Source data

-=-=-

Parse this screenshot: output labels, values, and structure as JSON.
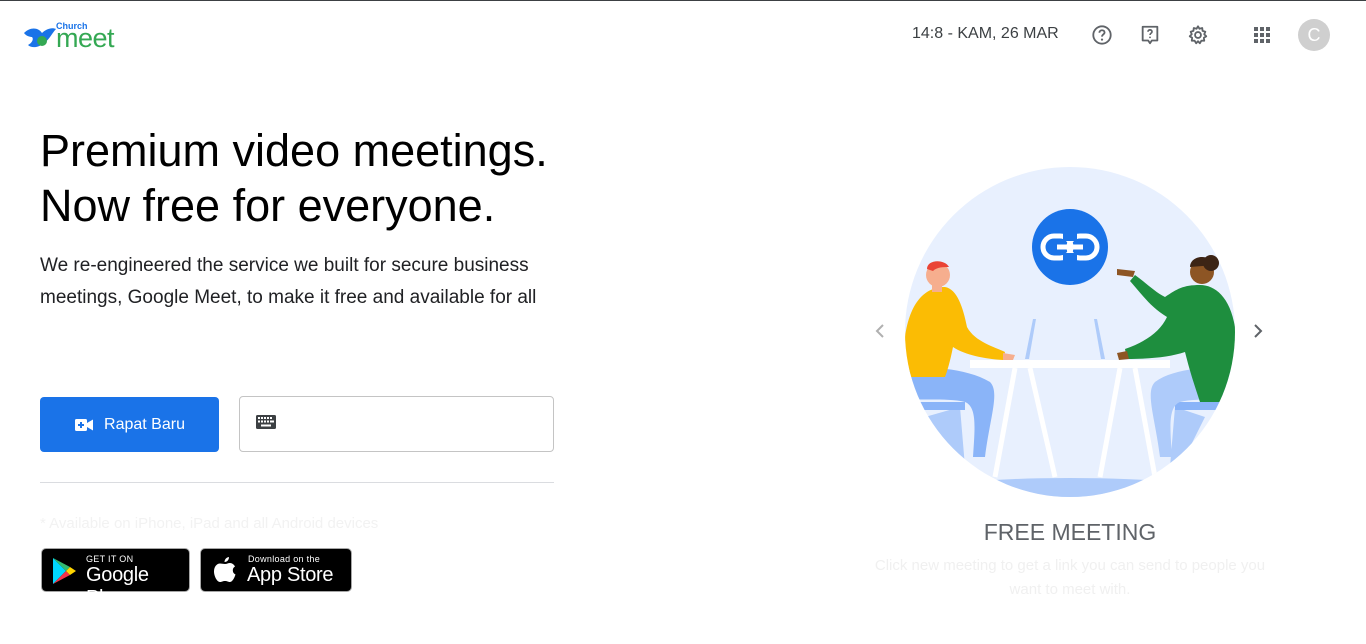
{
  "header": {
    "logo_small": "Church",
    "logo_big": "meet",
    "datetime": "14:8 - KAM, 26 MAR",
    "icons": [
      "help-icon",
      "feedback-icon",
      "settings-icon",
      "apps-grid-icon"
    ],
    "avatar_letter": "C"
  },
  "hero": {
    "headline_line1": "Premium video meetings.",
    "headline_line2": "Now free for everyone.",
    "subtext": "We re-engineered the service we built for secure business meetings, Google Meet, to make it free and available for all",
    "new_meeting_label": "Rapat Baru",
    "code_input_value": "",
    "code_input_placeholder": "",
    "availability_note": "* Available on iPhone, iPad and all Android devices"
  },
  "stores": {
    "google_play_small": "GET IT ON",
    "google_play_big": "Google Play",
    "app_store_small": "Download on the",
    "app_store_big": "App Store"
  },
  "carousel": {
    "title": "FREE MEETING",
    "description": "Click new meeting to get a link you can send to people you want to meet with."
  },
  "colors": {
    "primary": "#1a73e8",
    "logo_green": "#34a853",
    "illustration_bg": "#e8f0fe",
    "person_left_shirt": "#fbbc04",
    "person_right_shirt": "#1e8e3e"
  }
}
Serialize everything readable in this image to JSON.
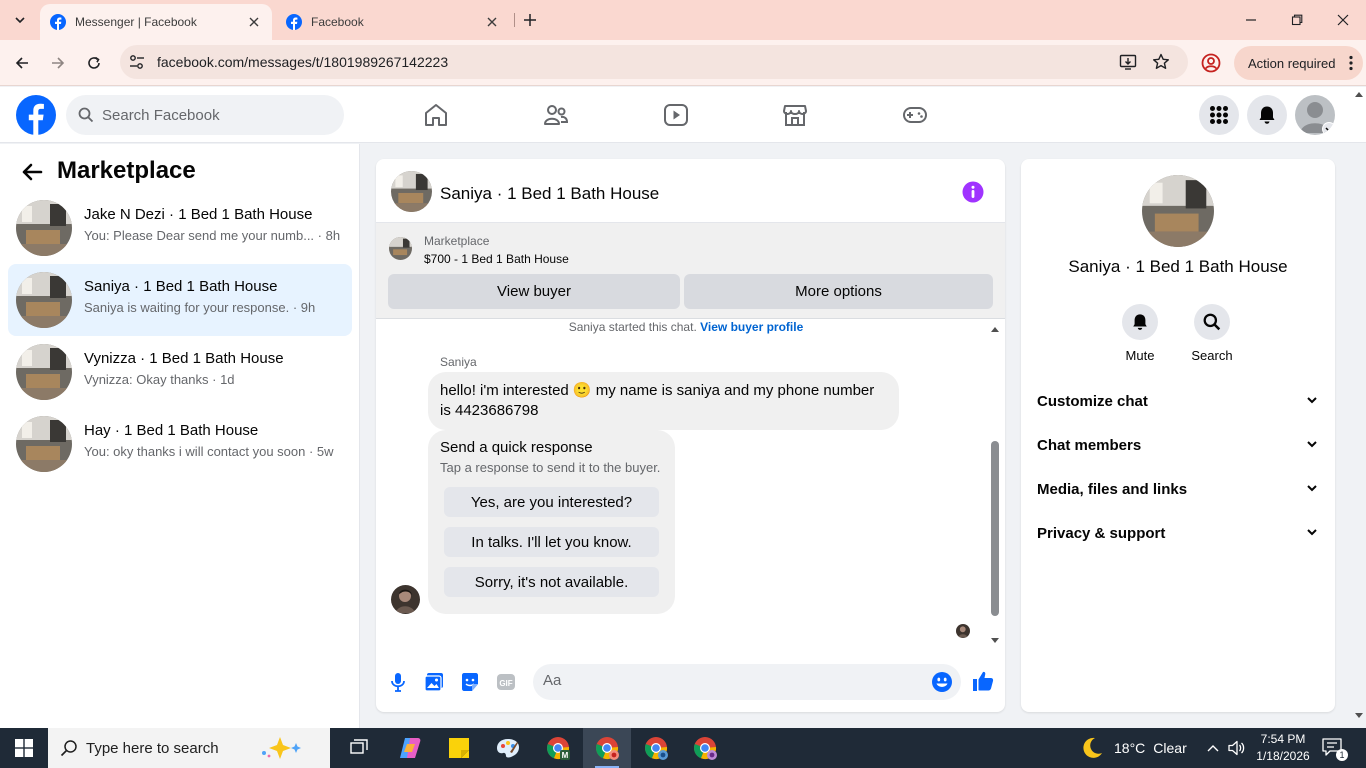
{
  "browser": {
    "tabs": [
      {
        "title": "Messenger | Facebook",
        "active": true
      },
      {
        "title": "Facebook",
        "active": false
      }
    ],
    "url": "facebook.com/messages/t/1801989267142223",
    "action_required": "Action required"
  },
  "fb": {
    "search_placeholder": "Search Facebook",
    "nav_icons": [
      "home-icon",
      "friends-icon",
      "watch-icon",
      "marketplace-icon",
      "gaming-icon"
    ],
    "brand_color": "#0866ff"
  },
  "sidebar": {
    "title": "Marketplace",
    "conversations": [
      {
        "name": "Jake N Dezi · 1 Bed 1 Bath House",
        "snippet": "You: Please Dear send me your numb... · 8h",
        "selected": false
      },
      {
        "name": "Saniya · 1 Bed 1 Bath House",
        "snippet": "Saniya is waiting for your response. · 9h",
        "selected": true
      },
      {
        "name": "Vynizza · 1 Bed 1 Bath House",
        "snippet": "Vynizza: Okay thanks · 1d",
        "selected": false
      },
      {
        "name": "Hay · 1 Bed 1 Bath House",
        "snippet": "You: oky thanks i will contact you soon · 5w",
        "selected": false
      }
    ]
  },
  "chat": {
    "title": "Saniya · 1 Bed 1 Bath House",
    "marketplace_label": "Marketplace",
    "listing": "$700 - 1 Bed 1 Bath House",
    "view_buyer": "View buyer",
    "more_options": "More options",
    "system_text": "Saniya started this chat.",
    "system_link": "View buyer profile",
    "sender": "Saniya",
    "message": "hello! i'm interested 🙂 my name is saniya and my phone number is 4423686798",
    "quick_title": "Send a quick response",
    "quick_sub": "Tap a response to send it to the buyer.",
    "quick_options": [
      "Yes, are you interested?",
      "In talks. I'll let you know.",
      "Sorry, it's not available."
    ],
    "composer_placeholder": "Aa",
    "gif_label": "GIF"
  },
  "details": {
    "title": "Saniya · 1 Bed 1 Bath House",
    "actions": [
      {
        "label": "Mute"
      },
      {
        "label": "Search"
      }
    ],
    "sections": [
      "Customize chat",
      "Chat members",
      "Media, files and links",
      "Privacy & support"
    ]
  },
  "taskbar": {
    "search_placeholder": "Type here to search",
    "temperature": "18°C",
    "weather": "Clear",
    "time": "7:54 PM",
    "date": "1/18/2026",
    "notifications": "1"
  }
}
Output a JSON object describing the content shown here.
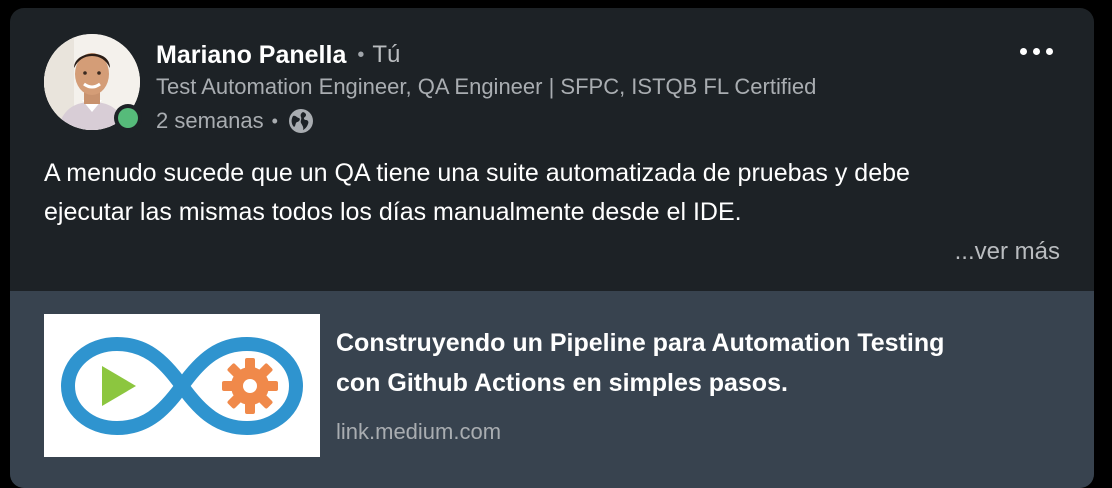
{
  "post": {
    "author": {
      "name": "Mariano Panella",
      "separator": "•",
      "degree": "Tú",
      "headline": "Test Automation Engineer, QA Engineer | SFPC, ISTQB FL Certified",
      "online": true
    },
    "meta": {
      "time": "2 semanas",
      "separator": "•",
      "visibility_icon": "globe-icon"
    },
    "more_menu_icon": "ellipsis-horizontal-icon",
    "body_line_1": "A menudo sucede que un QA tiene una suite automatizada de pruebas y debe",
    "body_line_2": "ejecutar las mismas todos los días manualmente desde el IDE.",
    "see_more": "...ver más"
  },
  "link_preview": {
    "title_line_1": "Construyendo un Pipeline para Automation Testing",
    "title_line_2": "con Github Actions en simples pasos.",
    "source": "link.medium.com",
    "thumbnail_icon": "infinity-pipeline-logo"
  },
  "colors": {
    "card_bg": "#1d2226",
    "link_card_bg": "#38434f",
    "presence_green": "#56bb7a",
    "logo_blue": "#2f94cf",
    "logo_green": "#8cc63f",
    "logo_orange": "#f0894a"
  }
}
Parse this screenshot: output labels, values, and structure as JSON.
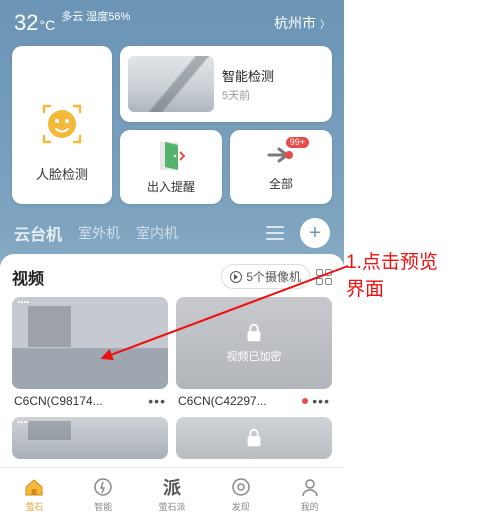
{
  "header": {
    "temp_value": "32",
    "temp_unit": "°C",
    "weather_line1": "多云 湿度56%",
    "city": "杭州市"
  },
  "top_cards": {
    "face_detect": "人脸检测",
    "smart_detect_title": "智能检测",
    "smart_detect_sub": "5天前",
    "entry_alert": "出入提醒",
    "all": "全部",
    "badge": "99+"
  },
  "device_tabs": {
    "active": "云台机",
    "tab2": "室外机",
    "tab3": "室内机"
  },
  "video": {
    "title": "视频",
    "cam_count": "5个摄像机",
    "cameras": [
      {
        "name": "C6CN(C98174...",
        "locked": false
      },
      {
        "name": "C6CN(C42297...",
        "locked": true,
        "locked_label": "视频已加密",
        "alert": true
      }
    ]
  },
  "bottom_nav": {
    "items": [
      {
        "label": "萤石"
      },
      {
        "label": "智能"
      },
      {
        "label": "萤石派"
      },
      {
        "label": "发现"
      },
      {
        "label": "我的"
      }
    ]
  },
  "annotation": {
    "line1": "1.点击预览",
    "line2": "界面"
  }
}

-=-=-

**EXERCISE REQUIREMENTS:**
Tally the lines of the material above that contain the word "House" and report the total alone.

**TASK OUTPUT:**
7